> Task directions: Identify every line in the records below that contains the word "OUTPUT", and copy each of those lines.

A run of records:
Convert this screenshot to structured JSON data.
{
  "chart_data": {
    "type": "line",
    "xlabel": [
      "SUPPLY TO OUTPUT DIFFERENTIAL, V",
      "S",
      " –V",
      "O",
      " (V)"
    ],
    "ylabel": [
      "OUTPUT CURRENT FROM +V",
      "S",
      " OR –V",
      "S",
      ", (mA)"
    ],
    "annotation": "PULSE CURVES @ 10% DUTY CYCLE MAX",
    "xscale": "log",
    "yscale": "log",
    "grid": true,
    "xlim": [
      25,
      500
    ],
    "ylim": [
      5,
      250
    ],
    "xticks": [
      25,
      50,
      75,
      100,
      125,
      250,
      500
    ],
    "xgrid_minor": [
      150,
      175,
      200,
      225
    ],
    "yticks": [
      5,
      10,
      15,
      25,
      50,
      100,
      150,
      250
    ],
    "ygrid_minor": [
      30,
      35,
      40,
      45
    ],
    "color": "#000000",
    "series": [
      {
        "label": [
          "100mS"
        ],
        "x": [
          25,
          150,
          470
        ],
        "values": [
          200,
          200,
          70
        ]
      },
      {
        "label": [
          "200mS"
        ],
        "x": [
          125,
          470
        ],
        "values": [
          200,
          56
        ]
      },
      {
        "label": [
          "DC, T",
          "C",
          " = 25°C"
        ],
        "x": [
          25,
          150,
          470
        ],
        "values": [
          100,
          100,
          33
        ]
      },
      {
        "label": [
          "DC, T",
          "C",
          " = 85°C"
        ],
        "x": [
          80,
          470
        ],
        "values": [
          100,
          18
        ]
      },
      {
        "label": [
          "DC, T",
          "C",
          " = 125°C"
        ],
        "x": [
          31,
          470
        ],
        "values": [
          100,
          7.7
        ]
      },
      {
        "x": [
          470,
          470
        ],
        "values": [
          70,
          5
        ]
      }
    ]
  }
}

> Solution to this exercise:
      "SUPPLY TO OUTPUT DIFFERENTIAL, V",
      "OUTPUT CURRENT FROM +V",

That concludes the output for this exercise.